### Exercise material

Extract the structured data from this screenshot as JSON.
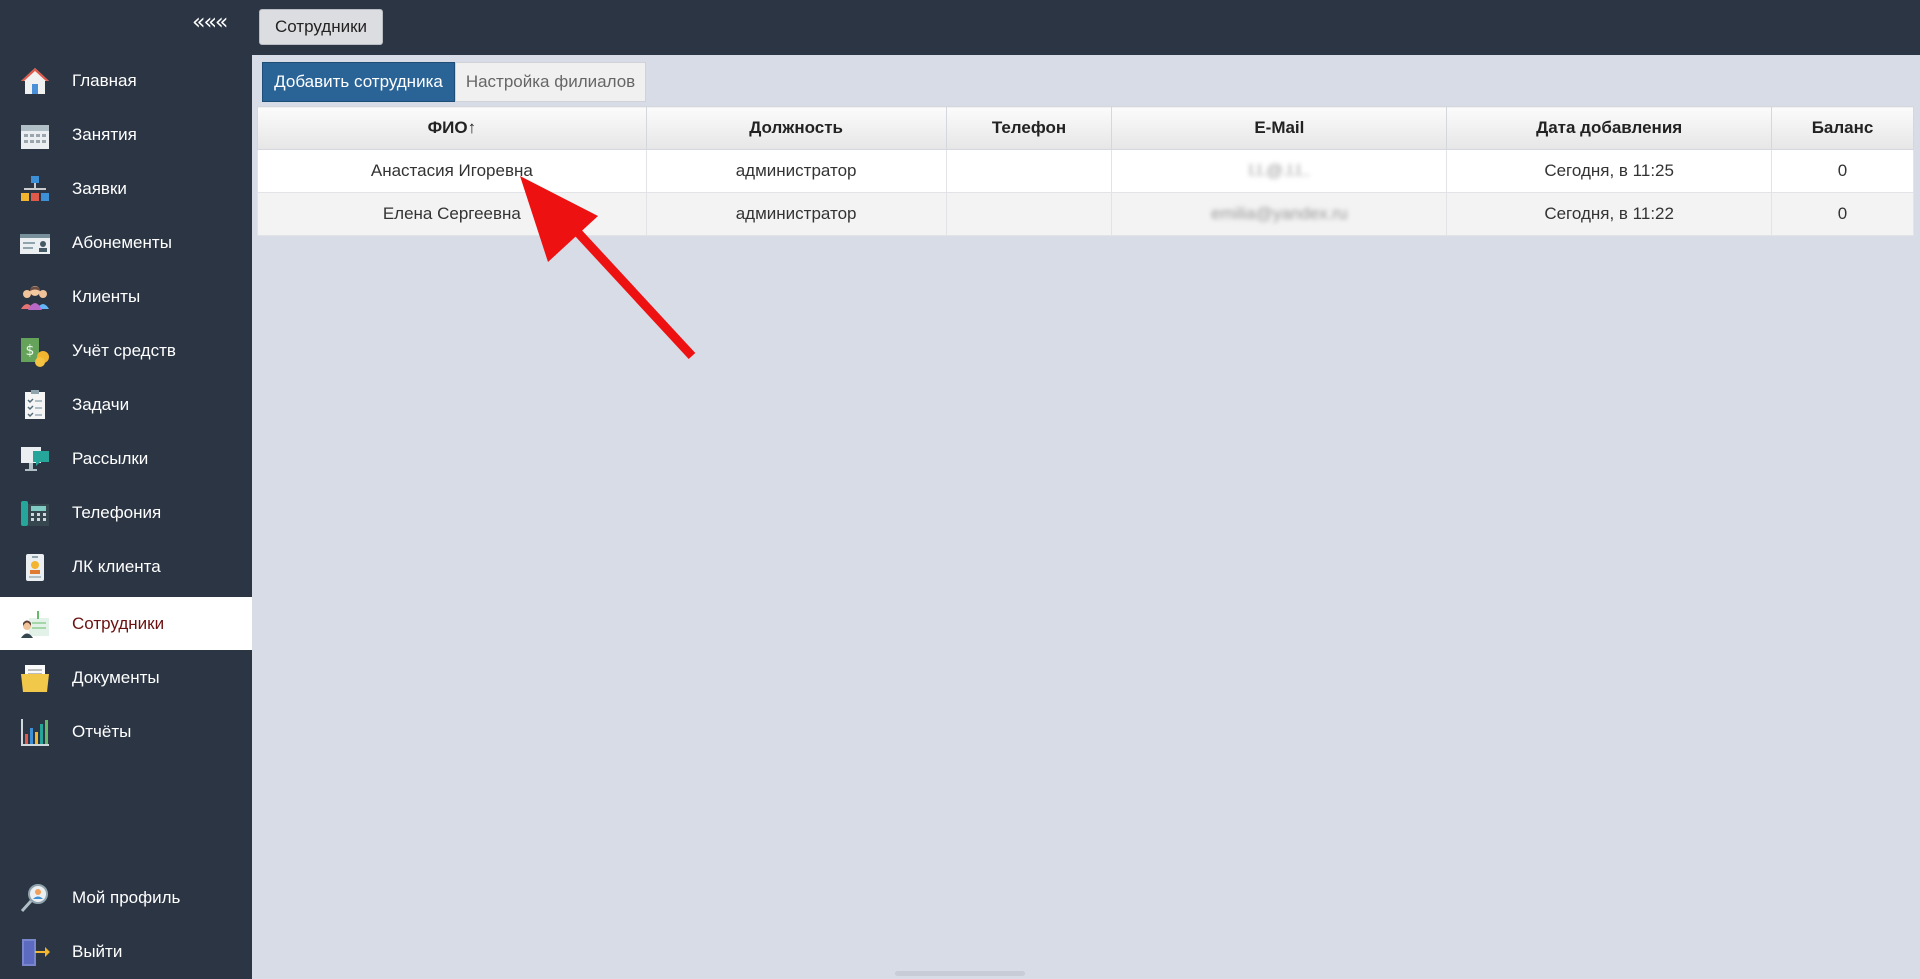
{
  "sidebar": {
    "collapse_label": "«««",
    "items": [
      {
        "label": "Главная",
        "icon": "home-icon"
      },
      {
        "label": "Занятия",
        "icon": "calendar-icon"
      },
      {
        "label": "Заявки",
        "icon": "requests-tree-icon"
      },
      {
        "label": "Абонементы",
        "icon": "membership-card-icon"
      },
      {
        "label": "Клиенты",
        "icon": "clients-group-icon"
      },
      {
        "label": "Учёт средств",
        "icon": "money-coins-icon"
      },
      {
        "label": "Задачи",
        "icon": "tasks-checklist-icon"
      },
      {
        "label": "Рассылки",
        "icon": "mailing-monitor-icon"
      },
      {
        "label": "Телефония",
        "icon": "telephone-icon"
      },
      {
        "label": "ЛК клиента",
        "icon": "client-badge-icon"
      },
      {
        "label": "Сотрудники",
        "icon": "employees-icon",
        "active": true
      },
      {
        "label": "Документы",
        "icon": "documents-folder-icon"
      },
      {
        "label": "Отчёты",
        "icon": "reports-bar-chart-icon"
      }
    ],
    "bottom_items": [
      {
        "label": "Мой профиль",
        "icon": "profile-search-icon"
      },
      {
        "label": "Выйти",
        "icon": "logout-door-icon"
      }
    ]
  },
  "header": {
    "page_tab": "Сотрудники"
  },
  "toolbar": {
    "add_employee": "Добавить сотрудника",
    "branch_settings": "Настройка филиалов"
  },
  "table": {
    "columns": [
      "ФИО↑",
      "Должность",
      "Телефон",
      "E-Mail",
      "Дата добавления",
      "Баланс"
    ],
    "rows": [
      {
        "name": "Анастасия Игоревна",
        "position": "администратор",
        "phone": "",
        "email": "l.l.@.l.l..",
        "date": "Сегодня, в 11:25",
        "balance": "0"
      },
      {
        "name": "Елена Сергеевна",
        "position": "администратор",
        "phone": "",
        "email": "emilia@yandex.ru",
        "date": "Сегодня, в 11:22",
        "balance": "0"
      }
    ]
  },
  "colors": {
    "sidebar_bg": "#2b3544",
    "content_bg": "#d7dce7",
    "primary_button": "#2a6496",
    "active_item_text": "#6b1111",
    "annotation_arrow": "#ee1111"
  }
}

### To be done
Strip out the images, then output the records above word for word.

### Expected answer
Extract the structured data from this screenshot as JSON.
{
  "sidebar": {
    "collapse_label": "«««",
    "items": [
      {
        "label": "Главная",
        "icon": "home-icon"
      },
      {
        "label": "Занятия",
        "icon": "calendar-icon"
      },
      {
        "label": "Заявки",
        "icon": "requests-tree-icon"
      },
      {
        "label": "Абонементы",
        "icon": "membership-card-icon"
      },
      {
        "label": "Клиенты",
        "icon": "clients-group-icon"
      },
      {
        "label": "Учёт средств",
        "icon": "money-coins-icon"
      },
      {
        "label": "Задачи",
        "icon": "tasks-checklist-icon"
      },
      {
        "label": "Рассылки",
        "icon": "mailing-monitor-icon"
      },
      {
        "label": "Телефония",
        "icon": "telephone-icon"
      },
      {
        "label": "ЛК клиента",
        "icon": "client-badge-icon"
      },
      {
        "label": "Сотрудники",
        "icon": "employees-icon",
        "active": true
      },
      {
        "label": "Документы",
        "icon": "documents-folder-icon"
      },
      {
        "label": "Отчёты",
        "icon": "reports-bar-chart-icon"
      }
    ],
    "bottom_items": [
      {
        "label": "Мой профиль",
        "icon": "profile-search-icon"
      },
      {
        "label": "Выйти",
        "icon": "logout-door-icon"
      }
    ]
  },
  "header": {
    "page_tab": "Сотрудники"
  },
  "toolbar": {
    "add_employee": "Добавить сотрудника",
    "branch_settings": "Настройка филиалов"
  },
  "table": {
    "columns": [
      "ФИО↑",
      "Должность",
      "Телефон",
      "E-Mail",
      "Дата добавления",
      "Баланс"
    ],
    "rows": [
      {
        "name": "Анастасия Игоревна",
        "position": "администратор",
        "phone": "",
        "email": "l.l.@.l.l..",
        "date": "Сегодня, в 11:25",
        "balance": "0"
      },
      {
        "name": "Елена Сергеевна",
        "position": "администратор",
        "phone": "",
        "email": "emilia@yandex.ru",
        "date": "Сегодня, в 11:22",
        "balance": "0"
      }
    ]
  },
  "colors": {
    "sidebar_bg": "#2b3544",
    "content_bg": "#d7dce7",
    "primary_button": "#2a6496",
    "active_item_text": "#6b1111",
    "annotation_arrow": "#ee1111"
  }
}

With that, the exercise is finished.